◆ Job ◆
Reply with one number only, the count of lines holding the string "title".

-.-.-

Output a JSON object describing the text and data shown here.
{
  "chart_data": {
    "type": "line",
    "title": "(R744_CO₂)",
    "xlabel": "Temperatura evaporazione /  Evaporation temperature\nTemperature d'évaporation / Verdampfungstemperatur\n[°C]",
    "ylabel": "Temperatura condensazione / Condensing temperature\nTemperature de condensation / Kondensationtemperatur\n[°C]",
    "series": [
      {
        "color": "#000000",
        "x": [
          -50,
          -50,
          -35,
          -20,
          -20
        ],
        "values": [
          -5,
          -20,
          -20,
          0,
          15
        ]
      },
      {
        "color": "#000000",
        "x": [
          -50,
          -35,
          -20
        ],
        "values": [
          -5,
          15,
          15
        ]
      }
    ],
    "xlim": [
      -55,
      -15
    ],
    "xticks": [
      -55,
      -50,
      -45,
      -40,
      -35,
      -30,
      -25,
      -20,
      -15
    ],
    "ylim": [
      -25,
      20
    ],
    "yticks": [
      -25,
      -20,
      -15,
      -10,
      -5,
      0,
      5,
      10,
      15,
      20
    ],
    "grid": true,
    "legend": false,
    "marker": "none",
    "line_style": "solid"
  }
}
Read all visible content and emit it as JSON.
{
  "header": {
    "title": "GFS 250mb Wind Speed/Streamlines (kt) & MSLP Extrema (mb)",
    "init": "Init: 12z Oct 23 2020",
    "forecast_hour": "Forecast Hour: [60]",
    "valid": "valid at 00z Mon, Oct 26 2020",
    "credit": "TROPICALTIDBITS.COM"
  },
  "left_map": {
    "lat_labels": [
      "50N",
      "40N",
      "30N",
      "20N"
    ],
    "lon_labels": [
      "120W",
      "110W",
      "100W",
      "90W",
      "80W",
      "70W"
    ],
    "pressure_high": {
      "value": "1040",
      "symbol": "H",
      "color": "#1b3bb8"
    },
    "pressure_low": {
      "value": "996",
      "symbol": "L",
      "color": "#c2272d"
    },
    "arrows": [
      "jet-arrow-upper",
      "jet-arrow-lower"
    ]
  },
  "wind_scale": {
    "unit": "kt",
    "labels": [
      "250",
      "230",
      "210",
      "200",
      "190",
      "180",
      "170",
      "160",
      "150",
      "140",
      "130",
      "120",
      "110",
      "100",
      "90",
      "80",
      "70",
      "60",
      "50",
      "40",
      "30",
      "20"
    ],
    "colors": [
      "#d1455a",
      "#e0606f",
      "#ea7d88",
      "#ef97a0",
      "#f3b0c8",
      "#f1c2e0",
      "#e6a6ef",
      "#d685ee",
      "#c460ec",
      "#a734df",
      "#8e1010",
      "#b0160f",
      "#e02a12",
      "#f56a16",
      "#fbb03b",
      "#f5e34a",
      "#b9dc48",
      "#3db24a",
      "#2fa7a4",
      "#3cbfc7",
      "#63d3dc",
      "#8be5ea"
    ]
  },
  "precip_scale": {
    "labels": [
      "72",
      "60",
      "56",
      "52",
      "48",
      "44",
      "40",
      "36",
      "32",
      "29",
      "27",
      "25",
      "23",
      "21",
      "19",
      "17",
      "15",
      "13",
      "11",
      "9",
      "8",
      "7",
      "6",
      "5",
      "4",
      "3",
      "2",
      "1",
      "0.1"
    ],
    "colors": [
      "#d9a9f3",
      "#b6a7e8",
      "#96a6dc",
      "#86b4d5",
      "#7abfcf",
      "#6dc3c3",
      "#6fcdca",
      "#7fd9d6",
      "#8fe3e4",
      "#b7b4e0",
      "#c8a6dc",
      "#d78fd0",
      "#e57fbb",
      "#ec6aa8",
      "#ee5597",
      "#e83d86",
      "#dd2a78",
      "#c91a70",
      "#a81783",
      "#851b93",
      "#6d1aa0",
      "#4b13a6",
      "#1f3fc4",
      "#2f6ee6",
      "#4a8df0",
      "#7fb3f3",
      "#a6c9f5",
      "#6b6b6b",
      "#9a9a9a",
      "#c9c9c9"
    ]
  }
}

-.-.-

◆ Answer to this problem ◆
2